You are to retype all of the data exactly as it appears.
##########
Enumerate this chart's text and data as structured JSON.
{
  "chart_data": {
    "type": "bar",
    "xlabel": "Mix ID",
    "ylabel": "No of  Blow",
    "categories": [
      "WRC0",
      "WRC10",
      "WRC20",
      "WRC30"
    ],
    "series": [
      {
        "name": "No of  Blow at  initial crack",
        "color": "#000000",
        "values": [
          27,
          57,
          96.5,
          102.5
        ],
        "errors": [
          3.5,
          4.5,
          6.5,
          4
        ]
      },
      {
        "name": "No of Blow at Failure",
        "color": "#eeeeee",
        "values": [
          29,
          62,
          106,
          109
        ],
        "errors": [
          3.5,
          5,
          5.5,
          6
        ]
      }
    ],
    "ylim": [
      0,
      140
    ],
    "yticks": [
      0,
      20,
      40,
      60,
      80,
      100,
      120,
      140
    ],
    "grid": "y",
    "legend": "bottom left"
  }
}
##########
## [Task result]
Enumerate this chart's text and data as structured JSON.
{
  "chart_data": {
    "type": "bar",
    "xlabel": "Mix ID",
    "ylabel": "No of  Blow",
    "categories": [
      "WRC0",
      "WRC10",
      "WRC20",
      "WRC30"
    ],
    "series": [
      {
        "name": "No of  Blow at  initial crack",
        "color": "#000000",
        "values": [
          27,
          57,
          96.5,
          102.5
        ],
        "errors": [
          3.5,
          4.5,
          6.5,
          4
        ]
      },
      {
        "name": "No of Blow at Failure",
        "color": "#eeeeee",
        "values": [
          29,
          62,
          106,
          109
        ],
        "errors": [
          3.5,
          5,
          5.5,
          6
        ]
      }
    ],
    "ylim": [
      0,
      140
    ],
    "yticks": [
      0,
      20,
      40,
      60,
      80,
      100,
      120,
      140
    ],
    "grid": "y",
    "legend": "bottom left"
  }
}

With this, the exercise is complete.